# Task brief
Look for "Women" in the listing below. Gather each line that contains it.

# Records to use
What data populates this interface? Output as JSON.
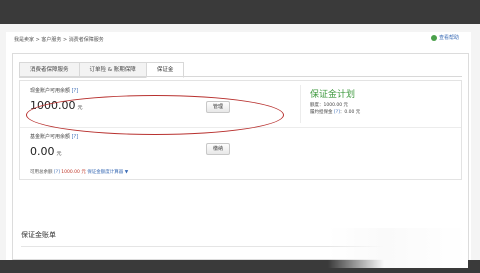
{
  "breadcrumb": "我是卖家 > 客户服务 > 消费者保障服务",
  "help_link": "查看帮助",
  "tabs": [
    {
      "label": "消费者保障服务"
    },
    {
      "label": "订单险 & 账期保障"
    },
    {
      "label": "保证金"
    }
  ],
  "cash_account": {
    "label": "现金账户可用余额",
    "hint": "[?]",
    "amount": "1000.00",
    "unit": "元",
    "button": "管理"
  },
  "fund_account": {
    "label": "基金账户可用余额",
    "hint": "[?]",
    "amount": "0.00",
    "unit": "元",
    "button": "缴纳"
  },
  "guarantee": {
    "title": "保证金计划",
    "quota_label": "额度：",
    "quota_value": "1000.00 元",
    "frozen_label": "履约担保金",
    "frozen_hint": "[?]",
    "frozen_value": "：0.00 元"
  },
  "footer": {
    "label": "可用总余额",
    "hint": "[?]",
    "value": "1000.00 元",
    "link": "保证金额度计算器"
  },
  "section_title": "保证金账单",
  "colors": {
    "annotation": "#b8312f",
    "accent_green": "#3f9a3f",
    "link_blue": "#3a6bb5"
  }
}
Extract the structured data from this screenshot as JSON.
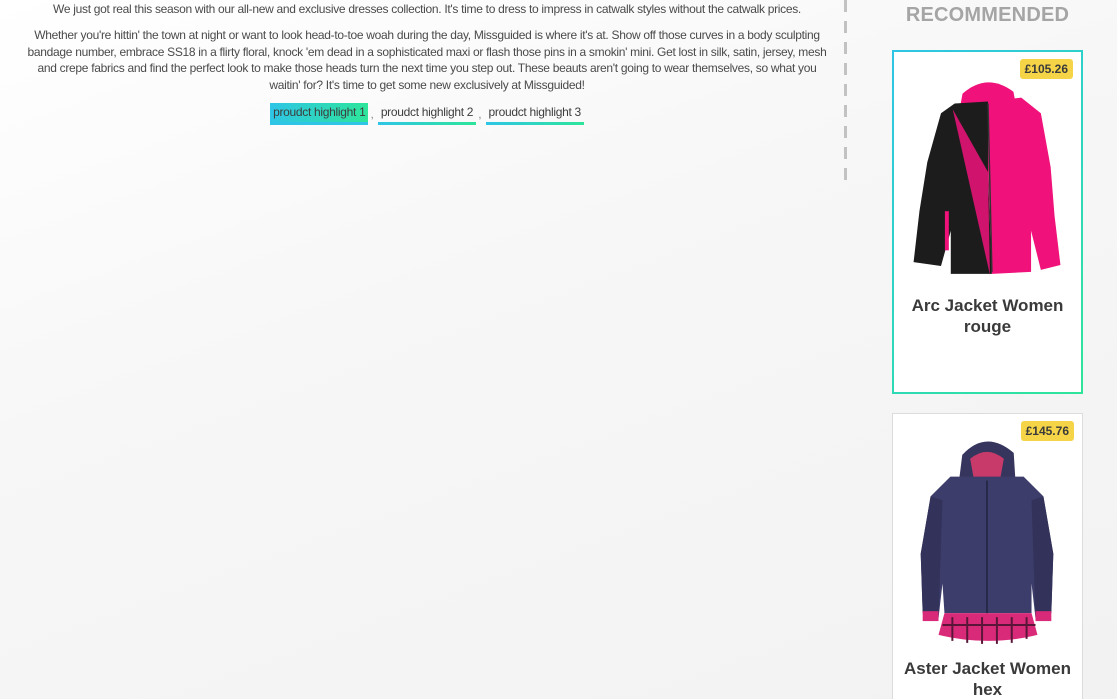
{
  "description": {
    "intro": "We just got real this season with our all-new and exclusive dresses collection. It's time to dress to impress in catwalk styles without the catwalk prices.",
    "body": "Whether you're hittin' the town at night or want to look head-to-toe woah during the day, Missguided is where it's at. Show off those curves in a body sculpting bandage number, embrace SS18 in a flirty floral, knock 'em dead in a sophisticated maxi or flash those pins in a smokin' mini. Get lost in silk, satin, jersey, mesh and crepe fabrics and find the perfect look to make those heads turn the next time you step out. These beauts aren't going to wear themselves, so what you waitin' for? It's time to get some new exclusively at Missguided!"
  },
  "highlights": {
    "items": [
      "proudct highlight 1",
      "proudct highlight 2",
      "proudct highlight 3"
    ],
    "separator": ",",
    "active_index": 0
  },
  "recommended": {
    "title": "RECOMMENDED",
    "products": [
      {
        "name": "Arc Jacket Women rouge",
        "price": "£105.26",
        "image": "pink-black-ski-jacket"
      },
      {
        "name": "Aster Jacket Women hex",
        "price": "£145.76",
        "image": "navy-hooded-jacket-plaid-trim"
      }
    ]
  },
  "colors": {
    "accent_start": "#2ec5e6",
    "accent_end": "#2ee59a",
    "price_badge": "#f5d547",
    "jacket_pink": "#f0127a",
    "jacket_navy": "#3d3d6b"
  }
}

# Answer to this exercise
        "name": "Arc Jacket Women rouge",
        "name": "Aster Jacket Women hex",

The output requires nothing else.